Copy out the listing exactly.

++++ PROVIDED DATA

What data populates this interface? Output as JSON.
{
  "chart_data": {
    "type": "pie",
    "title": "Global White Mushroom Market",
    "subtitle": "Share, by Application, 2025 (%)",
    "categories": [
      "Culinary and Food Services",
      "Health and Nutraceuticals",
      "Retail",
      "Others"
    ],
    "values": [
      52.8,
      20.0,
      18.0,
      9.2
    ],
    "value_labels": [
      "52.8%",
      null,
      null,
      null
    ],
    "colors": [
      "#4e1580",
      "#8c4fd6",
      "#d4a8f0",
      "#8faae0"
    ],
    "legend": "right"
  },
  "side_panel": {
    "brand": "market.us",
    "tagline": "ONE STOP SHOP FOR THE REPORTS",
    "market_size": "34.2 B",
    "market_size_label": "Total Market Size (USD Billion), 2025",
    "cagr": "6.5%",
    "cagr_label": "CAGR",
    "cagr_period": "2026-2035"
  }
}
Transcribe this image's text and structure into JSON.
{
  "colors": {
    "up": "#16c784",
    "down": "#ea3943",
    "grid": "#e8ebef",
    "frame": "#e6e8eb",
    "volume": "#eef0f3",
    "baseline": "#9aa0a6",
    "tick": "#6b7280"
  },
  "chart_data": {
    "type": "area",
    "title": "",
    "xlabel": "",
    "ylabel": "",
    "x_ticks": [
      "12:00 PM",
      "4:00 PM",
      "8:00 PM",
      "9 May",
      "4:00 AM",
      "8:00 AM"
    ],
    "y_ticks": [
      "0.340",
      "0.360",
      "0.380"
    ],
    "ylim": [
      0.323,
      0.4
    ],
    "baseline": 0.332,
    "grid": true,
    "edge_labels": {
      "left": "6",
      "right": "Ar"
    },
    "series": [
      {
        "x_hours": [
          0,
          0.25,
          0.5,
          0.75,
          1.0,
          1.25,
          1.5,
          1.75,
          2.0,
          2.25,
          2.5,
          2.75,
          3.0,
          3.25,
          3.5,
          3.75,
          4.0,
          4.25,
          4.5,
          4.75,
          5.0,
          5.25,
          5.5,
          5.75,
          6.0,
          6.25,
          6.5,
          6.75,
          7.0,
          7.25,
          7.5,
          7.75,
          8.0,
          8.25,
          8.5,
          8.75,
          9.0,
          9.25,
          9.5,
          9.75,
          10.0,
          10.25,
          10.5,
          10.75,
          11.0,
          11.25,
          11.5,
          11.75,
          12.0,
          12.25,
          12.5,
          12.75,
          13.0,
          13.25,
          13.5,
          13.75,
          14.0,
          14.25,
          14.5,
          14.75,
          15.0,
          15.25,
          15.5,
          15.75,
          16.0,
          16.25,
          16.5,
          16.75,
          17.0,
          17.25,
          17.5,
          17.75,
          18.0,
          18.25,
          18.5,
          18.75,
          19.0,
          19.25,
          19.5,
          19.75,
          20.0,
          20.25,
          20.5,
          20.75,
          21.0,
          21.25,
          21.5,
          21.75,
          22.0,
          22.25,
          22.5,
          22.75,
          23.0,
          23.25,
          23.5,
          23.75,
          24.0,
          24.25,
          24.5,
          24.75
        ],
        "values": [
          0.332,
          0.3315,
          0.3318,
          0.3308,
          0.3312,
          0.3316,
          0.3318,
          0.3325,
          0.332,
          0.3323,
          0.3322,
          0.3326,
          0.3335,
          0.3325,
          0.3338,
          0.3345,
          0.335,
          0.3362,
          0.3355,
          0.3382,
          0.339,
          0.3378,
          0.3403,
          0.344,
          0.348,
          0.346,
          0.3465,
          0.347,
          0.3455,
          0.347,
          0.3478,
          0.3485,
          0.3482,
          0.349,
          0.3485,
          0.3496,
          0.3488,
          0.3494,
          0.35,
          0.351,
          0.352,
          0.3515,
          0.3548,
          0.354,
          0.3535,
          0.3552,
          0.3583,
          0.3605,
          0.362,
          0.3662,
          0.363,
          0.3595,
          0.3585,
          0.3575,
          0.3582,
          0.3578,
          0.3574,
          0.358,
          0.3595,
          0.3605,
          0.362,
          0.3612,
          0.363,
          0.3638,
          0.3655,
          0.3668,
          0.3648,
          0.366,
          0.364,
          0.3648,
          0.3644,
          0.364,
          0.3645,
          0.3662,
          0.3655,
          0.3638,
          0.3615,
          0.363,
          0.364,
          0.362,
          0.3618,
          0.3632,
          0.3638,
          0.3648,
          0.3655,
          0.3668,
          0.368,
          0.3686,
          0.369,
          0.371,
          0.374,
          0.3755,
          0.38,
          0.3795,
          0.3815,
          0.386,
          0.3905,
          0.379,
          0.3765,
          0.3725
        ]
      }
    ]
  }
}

++++++++

- THE OUTPUT -
What data populates this interface? Output as JSON.
{
  "chart_data": {
    "type": "pie",
    "title": "Global White Mushroom Market",
    "subtitle": "Share, by Application, 2025 (%)",
    "categories": [
      "Culinary and Food Services",
      "Health and Nutraceuticals",
      "Retail",
      "Others"
    ],
    "values": [
      52.8,
      20.0,
      18.0,
      9.2
    ],
    "value_labels": [
      "52.8%",
      null,
      null,
      null
    ],
    "colors": [
      "#4e1580",
      "#8c4fd6",
      "#d4a8f0",
      "#8faae0"
    ],
    "legend": "right"
  },
  "side_panel": {
    "brand": "market.us",
    "tagline": "ONE STOP SHOP FOR THE REPORTS",
    "market_size": "34.2 B",
    "market_size_label": "Total Market Size (USD Billion), 2025",
    "cagr": "6.5%",
    "cagr_label": "CAGR",
    "cagr_period": "2026-2035"
  }
}
Transcribe this image's text and structure into JSON.
{
  "colors": {
    "up": "#16c784",
    "down": "#ea3943",
    "grid": "#e8ebef",
    "frame": "#e6e8eb",
    "volume": "#eef0f3",
    "baseline": "#9aa0a6",
    "tick": "#6b7280"
  },
  "chart_data": {
    "type": "area",
    "title": "",
    "xlabel": "",
    "ylabel": "",
    "x_ticks": [
      "12:00 PM",
      "4:00 PM",
      "8:00 PM",
      "9 May",
      "4:00 AM",
      "8:00 AM"
    ],
    "y_ticks": [
      "0.340",
      "0.360",
      "0.380"
    ],
    "ylim": [
      0.323,
      0.4
    ],
    "baseline": 0.332,
    "grid": true,
    "edge_labels": {
      "left": "6",
      "right": "Ar"
    },
    "series": [
      {
        "x_hours": [
          0,
          0.25,
          0.5,
          0.75,
          1.0,
          1.25,
          1.5,
          1.75,
          2.0,
          2.25,
          2.5,
          2.75,
          3.0,
          3.25,
          3.5,
          3.75,
          4.0,
          4.25,
          4.5,
          4.75,
          5.0,
          5.25,
          5.5,
          5.75,
          6.0,
          6.25,
          6.5,
          6.75,
          7.0,
          7.25,
          7.5,
          7.75,
          8.0,
          8.25,
          8.5,
          8.75,
          9.0,
          9.25,
          9.5,
          9.75,
          10.0,
          10.25,
          10.5,
          10.75,
          11.0,
          11.25,
          11.5,
          11.75,
          12.0,
          12.25,
          12.5,
          12.75,
          13.0,
          13.25,
          13.5,
          13.75,
          14.0,
          14.25,
          14.5,
          14.75,
          15.0,
          15.25,
          15.5,
          15.75,
          16.0,
          16.25,
          16.5,
          16.75,
          17.0,
          17.25,
          17.5,
          17.75,
          18.0,
          18.25,
          18.5,
          18.75,
          19.0,
          19.25,
          19.5,
          19.75,
          20.0,
          20.25,
          20.5,
          20.75,
          21.0,
          21.25,
          21.5,
          21.75,
          22.0,
          22.25,
          22.5,
          22.75,
          23.0,
          23.25,
          23.5,
          23.75,
          24.0,
          24.25,
          24.5,
          24.75
        ],
        "values": [
          0.332,
          0.3315,
          0.3318,
          0.3308,
          0.3312,
          0.3316,
          0.3318,
          0.3325,
          0.332,
          0.3323,
          0.3322,
          0.3326,
          0.3335,
          0.3325,
          0.3338,
          0.3345,
          0.335,
          0.3362,
          0.3355,
          0.3382,
          0.339,
          0.3378,
          0.3403,
          0.344,
          0.348,
          0.346,
          0.3465,
          0.347,
          0.3455,
          0.347,
          0.3478,
          0.3485,
          0.3482,
          0.349,
          0.3485,
          0.3496,
          0.3488,
          0.3494,
          0.35,
          0.351,
          0.352,
          0.3515,
          0.3548,
          0.354,
          0.3535,
          0.3552,
          0.3583,
          0.3605,
          0.362,
          0.3662,
          0.363,
          0.3595,
          0.3585,
          0.3575,
          0.3582,
          0.3578,
          0.3574,
          0.358,
          0.3595,
          0.3605,
          0.362,
          0.3612,
          0.363,
          0.3638,
          0.3655,
          0.3668,
          0.3648,
          0.366,
          0.364,
          0.3648,
          0.3644,
          0.364,
          0.3645,
          0.3662,
          0.3655,
          0.3638,
          0.3615,
          0.363,
          0.364,
          0.362,
          0.3618,
          0.3632,
          0.3638,
          0.3648,
          0.3655,
          0.3668,
          0.368,
          0.3686,
          0.369,
          0.371,
          0.374,
          0.3755,
          0.38,
          0.3795,
          0.3815,
          0.386,
          0.3905,
          0.379,
          0.3765,
          0.3725
        ]
      }
    ]
  }
}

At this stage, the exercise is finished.